**Source document**:
BEGIN
According to the FTC, “federal law says that ad must be truthful, not misleading, and, when appropriate, backed by scientific evidence.” For insight into the legalities of every body marketing, I turned to the internet’s favorite fashion lawyer, Julie Zerbo from The Fashion Law. “Bringing an actionable claim for false or misleading advertising is no simple matter. It requires a party to show a number of things, including 1) the defendant brand made an explicit claim – or sent an implicit message (or implicit via imagery) about its own or another’s products, 2) the claim was false or misleading, and 3) that false or misleading claim is “material,” meaning that it is likely to impact the purchasing decisions of consumers in connection with the products at issue.”

Julie went on to explain that average consumers would have to believe that brands are capable of offering sizes for every body and as a result, purchasing decisions were influenced by that belief. “In short: it is unclear whether this could or could not give rise to a merited false ad claim”, she concluded.

Sadly, it doesn’t seem as if this phase of inclusivity marketing is going anywhere. It’s also at most disingenuous, which leaves very little resolution for those of us who continue to be left behind, even by plus size fashion efforts. I hold out hope that brands like Soncy, And Comfort, and Universal Standard will continue to lead the way forward.

I’d love to hear your thoughts on every body marketing and the direction inclusivity is taking within the fashion industry. Please share your thoughts in the comments below!

2 COMMENTS

  1. Where is the article about this photo on IG? https://www.instagram.com/p/Bv2DQKmneNn/ It cheered me up. With your hair slicked back, the open moto, brief case and sensible shoes – can’t see them exactly, you look like a boss. May I ask, what size is your Geneva? The color makes a splash against the gray backdrop. Like the shoes are athletic, but they’re black and neat looking, so it is a streamlined look. I was hoping to find details here. Nice article. Isn’t it the truth? Good American I thought goes only to 22, but I just checked, and it now goes up to 24 – you’re right! It is progress, at least . . . Am a fan of Universal Standard, and my budget is limited, so I have to hold off on investing in more clothes for a while. But, I like what I have from US. There are two extremes which disappoint me. (1) the talk that plus size advocacy has been co opted by slim, white women (2) when I see fashion bloggers promoting, “inclusive sizing,” and they’re modeling size XXL, the upper size limit of the brand. Just because they can tug and pull to get a 2nd skin garment to look okay in a posed and professionally shot photo, and you know they’re going to pull off that thing as soon as the shoot is over, doesn’t equal appeal to me. I can’t follow those blogs. (1) that talk is often applied to US, and I have to say, US clothes are slimming, even on size 22/24 models on its website. Those models look thick, or healthy, but not extremely fat, like you do in the IG pic. Even the larger models look more streamlined in those clothes. Like, this young model is wearing size 22/24, and she just looks curvy regular size in the Geneva: https://cdn.shopify.com/s/files/1/0838/4441/products/Vneck_Geneva_Milky_Blue_USDR0374_0123_051_2048x.progressive.jpg
    This model is wearing size 26/28: https://cdn.shopify.com/s/files/1/0838/4441/products/ThamesFogDress_Black_1030_045_800x.progressive.jpg I’m 26/28 right now, and I like the luxury of extra fabric, so it’s a good size, or I go up to 30/32. Bloggers who squeeze into a 1X – and that’s as high as the brand manufactures do not impress me. BTW, the US website is like a fashion magazine to me. It is nice to see attractive women in the contemporary fashions who range in size!

  2. Ive been disappointed myself going to a store that advertises they carry to size 5x only to go there and find that the racks only contained clothes to size 3x. Did a bus get there carrying 4x and 5x women before I got there and they bought everything in those sizes in the entire store? I didn’t think so!
END
**Data excerpts**:
BEGIN
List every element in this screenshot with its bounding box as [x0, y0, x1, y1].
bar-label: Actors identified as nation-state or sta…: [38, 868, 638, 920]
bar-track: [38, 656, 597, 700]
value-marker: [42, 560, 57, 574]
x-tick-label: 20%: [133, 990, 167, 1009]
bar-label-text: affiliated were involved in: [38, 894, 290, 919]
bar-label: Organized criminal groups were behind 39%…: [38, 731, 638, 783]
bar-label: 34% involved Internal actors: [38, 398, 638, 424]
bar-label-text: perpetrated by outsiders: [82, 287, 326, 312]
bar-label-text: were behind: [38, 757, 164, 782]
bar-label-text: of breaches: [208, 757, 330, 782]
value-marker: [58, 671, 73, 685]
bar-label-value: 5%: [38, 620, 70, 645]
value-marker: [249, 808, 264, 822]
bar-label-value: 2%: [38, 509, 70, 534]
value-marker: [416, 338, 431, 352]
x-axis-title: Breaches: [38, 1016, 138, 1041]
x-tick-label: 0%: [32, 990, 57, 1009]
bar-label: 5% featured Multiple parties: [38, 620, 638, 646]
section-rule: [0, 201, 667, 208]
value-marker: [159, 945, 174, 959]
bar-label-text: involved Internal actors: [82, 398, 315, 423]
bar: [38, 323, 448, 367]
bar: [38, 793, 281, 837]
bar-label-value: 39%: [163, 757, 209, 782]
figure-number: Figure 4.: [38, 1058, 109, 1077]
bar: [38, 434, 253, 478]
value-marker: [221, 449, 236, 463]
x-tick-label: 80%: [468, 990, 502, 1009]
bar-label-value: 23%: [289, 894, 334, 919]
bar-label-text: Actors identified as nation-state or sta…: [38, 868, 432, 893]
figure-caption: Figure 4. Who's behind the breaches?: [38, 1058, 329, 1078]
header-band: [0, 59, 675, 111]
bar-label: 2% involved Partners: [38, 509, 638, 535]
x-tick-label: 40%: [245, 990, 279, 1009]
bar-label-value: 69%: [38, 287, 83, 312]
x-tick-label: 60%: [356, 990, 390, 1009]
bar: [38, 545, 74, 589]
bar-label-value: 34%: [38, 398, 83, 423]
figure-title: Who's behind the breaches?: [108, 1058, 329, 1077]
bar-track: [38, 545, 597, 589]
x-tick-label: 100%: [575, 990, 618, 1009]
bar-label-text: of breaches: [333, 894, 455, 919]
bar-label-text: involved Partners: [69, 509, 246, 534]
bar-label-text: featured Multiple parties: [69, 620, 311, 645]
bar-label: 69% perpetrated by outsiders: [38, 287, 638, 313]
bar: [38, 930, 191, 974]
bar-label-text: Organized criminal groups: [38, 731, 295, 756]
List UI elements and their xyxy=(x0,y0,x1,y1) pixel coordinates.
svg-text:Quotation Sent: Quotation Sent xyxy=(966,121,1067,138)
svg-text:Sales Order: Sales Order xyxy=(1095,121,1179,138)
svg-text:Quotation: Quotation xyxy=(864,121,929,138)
END
Answer these from the article on every body marketing.
(a) Which fashion lawyer did the author consult, and what outlet is she from?
(b) Which three brands does the author hope will keep leading the way forward?
(c) In the second comment, up to what size did the store advertise it carried, and up to what size did its racks actually go?

**Exercise solution**:
(a) Julie Zerbo, from The Fashion Law.
(b) Soncy, And Comfort, and Universal Standard.
(c) It advertised sizes up to 5x, but the racks only went up to 3x.